• REQUIRED WORK:
State how many lines of the items below contain the string "avatar". Give only the number.

Element and region data:

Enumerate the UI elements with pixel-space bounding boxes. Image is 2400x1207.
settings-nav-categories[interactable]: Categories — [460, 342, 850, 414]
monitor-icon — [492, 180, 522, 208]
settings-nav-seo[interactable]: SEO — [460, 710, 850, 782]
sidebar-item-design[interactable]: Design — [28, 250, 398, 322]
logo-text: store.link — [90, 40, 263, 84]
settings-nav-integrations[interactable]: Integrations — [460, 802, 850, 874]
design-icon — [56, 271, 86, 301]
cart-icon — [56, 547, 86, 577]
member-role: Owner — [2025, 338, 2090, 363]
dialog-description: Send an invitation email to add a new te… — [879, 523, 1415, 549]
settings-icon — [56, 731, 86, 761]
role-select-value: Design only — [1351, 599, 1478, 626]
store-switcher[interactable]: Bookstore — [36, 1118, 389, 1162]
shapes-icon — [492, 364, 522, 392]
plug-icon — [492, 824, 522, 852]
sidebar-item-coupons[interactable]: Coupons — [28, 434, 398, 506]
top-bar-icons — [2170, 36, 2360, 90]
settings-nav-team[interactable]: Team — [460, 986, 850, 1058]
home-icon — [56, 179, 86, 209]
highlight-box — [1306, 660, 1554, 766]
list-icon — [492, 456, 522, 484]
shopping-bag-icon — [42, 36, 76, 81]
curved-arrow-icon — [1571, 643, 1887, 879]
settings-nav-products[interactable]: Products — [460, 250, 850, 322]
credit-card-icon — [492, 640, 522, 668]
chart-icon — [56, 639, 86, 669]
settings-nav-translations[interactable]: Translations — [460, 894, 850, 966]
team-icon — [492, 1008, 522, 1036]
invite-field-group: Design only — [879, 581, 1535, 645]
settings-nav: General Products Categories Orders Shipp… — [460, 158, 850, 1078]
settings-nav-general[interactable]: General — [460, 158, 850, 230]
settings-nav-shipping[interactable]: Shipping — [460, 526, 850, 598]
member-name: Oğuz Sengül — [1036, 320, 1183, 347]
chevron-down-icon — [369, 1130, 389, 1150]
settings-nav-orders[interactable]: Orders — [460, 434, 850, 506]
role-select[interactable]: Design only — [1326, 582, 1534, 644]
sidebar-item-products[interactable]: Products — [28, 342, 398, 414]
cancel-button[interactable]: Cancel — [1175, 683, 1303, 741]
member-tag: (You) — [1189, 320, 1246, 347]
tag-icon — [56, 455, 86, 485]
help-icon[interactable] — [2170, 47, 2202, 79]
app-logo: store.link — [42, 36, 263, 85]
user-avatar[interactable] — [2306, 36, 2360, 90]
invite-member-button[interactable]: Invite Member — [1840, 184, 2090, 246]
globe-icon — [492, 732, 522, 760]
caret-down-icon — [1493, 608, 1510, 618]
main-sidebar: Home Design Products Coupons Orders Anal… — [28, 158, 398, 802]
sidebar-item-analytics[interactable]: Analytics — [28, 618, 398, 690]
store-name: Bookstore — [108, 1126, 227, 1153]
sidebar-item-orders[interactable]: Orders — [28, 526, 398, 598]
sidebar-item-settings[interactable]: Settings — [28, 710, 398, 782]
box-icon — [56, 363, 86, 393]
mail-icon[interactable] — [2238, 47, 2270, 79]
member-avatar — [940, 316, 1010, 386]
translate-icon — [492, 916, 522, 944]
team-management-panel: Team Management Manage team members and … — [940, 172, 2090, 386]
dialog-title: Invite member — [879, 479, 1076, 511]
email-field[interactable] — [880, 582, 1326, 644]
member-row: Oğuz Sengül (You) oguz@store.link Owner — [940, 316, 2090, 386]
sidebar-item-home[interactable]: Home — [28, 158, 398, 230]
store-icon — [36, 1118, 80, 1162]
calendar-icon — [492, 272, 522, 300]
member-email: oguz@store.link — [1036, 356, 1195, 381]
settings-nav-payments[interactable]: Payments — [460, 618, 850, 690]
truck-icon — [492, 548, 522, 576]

• SOLUTION FOR THIS TASK:
2